● GIVEN EXERCISE
Format the data from its first line through the line containing "sidebar-item[interactable]: 光泽 —", inclusive, as a JSON list of strings with one string per line and blank lines omitted. Include no other lines.

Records
<<<<

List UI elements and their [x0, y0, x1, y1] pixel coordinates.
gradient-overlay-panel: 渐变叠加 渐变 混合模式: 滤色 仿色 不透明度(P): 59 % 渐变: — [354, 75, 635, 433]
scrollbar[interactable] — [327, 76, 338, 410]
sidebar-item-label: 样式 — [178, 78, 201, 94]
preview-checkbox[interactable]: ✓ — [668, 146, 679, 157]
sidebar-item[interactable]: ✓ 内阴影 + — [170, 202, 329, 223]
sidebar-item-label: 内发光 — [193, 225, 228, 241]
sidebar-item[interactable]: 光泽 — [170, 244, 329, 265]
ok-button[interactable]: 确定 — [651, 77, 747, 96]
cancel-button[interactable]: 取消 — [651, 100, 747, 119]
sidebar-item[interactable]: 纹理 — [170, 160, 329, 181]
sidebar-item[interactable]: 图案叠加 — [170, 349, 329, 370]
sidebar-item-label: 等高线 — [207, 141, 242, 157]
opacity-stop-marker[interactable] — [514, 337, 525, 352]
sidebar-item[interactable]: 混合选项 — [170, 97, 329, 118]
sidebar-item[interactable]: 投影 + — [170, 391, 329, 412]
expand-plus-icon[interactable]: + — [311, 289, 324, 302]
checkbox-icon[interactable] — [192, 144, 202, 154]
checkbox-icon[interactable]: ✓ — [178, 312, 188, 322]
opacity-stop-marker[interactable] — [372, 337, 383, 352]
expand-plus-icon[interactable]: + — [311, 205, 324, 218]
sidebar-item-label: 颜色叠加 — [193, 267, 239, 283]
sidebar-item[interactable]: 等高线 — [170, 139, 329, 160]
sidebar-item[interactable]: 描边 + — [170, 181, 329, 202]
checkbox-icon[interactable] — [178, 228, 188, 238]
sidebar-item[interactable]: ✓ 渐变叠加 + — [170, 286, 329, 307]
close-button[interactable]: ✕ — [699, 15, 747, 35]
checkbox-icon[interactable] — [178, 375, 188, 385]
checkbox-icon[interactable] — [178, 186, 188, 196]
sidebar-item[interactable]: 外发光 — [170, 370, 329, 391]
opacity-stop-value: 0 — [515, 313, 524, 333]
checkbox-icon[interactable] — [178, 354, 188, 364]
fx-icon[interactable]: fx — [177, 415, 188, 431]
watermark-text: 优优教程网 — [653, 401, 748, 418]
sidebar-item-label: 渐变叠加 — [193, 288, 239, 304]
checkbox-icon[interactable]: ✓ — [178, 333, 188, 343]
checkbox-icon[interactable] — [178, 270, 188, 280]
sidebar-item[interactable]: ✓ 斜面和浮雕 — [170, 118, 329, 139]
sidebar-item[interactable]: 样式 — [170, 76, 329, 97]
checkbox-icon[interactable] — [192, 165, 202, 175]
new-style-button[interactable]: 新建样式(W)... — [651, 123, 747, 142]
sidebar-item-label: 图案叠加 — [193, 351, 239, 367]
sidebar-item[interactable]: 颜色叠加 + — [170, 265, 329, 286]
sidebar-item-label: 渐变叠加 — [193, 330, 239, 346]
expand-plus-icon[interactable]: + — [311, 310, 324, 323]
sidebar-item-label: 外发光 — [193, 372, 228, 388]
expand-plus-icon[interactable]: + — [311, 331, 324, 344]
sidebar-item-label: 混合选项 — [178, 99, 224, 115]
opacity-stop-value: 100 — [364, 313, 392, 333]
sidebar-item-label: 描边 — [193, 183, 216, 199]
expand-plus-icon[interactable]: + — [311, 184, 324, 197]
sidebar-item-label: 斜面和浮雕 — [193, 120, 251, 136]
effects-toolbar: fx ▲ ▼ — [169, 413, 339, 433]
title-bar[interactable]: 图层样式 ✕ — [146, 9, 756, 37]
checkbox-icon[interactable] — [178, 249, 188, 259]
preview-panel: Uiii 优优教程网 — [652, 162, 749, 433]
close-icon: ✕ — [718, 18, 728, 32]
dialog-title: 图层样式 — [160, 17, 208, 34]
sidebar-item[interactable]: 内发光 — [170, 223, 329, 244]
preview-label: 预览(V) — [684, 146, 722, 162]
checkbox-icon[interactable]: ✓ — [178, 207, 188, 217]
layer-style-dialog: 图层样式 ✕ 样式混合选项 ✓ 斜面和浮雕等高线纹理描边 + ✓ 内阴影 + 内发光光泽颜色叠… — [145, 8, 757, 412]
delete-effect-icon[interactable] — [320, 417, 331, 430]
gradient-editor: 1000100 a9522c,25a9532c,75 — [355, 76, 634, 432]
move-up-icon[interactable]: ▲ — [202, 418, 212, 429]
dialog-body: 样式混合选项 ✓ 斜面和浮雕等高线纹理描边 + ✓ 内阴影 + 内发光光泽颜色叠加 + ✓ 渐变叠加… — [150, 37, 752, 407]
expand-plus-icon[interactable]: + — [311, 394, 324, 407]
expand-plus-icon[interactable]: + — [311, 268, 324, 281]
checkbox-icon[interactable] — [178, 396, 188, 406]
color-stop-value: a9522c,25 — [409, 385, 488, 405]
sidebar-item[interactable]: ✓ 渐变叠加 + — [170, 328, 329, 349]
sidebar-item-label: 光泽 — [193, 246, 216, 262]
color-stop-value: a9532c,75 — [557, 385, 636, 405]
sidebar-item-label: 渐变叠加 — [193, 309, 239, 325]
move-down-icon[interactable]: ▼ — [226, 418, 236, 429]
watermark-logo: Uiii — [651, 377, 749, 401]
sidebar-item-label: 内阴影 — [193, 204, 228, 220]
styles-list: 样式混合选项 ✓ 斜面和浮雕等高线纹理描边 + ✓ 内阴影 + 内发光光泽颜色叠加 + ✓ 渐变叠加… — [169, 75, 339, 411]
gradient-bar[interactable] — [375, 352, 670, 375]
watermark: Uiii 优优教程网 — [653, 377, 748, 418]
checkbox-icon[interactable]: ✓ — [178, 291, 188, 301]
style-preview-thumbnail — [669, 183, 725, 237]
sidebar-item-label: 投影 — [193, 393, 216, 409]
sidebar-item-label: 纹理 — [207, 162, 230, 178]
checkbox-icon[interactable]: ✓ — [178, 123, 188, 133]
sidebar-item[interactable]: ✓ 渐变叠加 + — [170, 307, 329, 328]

>>>>

● SOLVED EXERCISE
[
  "List UI elements and their [x0, y0, x1, y1] pixel coordinates.",
  "gradient-overlay-panel: 渐变叠加 渐变 混合模式: 滤色 仿色 不透明度(P): 59 % 渐变: — [354, 75, 635, 433]",
  "scrollbar[interactable] — [327, 76, 338, 410]",
  "sidebar-item-label: 样式 — [178, 78, 201, 94]",
  "preview-checkbox[interactable]: ✓ — [668, 146, 679, 157]",
  "sidebar-item[interactable]: ✓ 内阴影 + — [170, 202, 329, 223]",
  "sidebar-item-label: 内发光 — [193, 225, 228, 241]",
  "sidebar-item[interactable]: 光泽 — [170, 244, 329, 265]"
]